*WORK TO BE COMPLETED*
Go through the records and copy each line where the word "n政策配分" occurs.

*SOURCE MATERIAL*
>>>>
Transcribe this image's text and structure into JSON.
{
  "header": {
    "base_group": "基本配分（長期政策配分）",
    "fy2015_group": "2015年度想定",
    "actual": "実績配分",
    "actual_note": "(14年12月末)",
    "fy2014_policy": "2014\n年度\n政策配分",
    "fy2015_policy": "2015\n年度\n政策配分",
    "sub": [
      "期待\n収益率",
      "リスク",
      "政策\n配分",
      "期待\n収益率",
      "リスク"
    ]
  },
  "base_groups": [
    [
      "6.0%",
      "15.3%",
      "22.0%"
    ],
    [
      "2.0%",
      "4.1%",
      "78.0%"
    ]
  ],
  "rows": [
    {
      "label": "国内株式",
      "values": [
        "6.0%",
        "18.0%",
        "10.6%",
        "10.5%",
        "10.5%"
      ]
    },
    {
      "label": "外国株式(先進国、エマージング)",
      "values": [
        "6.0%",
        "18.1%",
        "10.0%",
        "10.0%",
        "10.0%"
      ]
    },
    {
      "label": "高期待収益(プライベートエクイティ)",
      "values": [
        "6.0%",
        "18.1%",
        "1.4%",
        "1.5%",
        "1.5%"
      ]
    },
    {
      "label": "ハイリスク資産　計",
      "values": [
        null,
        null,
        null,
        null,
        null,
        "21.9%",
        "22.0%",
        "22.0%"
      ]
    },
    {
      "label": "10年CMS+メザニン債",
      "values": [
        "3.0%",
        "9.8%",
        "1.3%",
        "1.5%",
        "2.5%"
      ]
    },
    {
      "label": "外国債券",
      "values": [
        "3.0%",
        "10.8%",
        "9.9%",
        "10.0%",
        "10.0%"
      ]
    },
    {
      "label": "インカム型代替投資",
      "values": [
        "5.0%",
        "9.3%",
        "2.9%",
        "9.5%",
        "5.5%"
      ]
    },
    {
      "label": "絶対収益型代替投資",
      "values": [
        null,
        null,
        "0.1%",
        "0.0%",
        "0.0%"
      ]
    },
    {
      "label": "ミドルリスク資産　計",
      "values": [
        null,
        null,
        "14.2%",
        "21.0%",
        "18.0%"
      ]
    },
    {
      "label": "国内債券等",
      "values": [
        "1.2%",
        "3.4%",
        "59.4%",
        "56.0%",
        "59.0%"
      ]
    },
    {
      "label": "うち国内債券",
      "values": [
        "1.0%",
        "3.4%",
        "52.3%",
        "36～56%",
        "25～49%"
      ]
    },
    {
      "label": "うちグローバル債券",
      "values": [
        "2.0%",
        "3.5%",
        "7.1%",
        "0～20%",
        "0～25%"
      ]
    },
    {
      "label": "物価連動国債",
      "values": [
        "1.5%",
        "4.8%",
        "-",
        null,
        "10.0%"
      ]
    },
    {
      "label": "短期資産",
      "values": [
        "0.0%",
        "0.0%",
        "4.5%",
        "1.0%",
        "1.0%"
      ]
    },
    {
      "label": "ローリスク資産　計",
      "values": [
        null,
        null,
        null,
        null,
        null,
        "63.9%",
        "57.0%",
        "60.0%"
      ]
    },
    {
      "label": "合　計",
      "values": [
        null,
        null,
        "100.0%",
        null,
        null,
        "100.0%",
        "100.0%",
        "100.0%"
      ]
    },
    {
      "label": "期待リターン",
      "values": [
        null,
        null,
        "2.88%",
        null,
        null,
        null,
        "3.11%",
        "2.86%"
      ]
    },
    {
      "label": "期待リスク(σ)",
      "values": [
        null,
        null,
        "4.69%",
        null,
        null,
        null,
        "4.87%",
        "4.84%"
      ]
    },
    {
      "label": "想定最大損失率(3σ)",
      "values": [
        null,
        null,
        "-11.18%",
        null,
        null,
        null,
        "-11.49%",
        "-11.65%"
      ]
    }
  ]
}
<<<<
*TASK RESULT*
    "fy2014_policy": "2014\n年度\n政策配分",
    "fy2015_policy": "2015\n年度\n政策配分",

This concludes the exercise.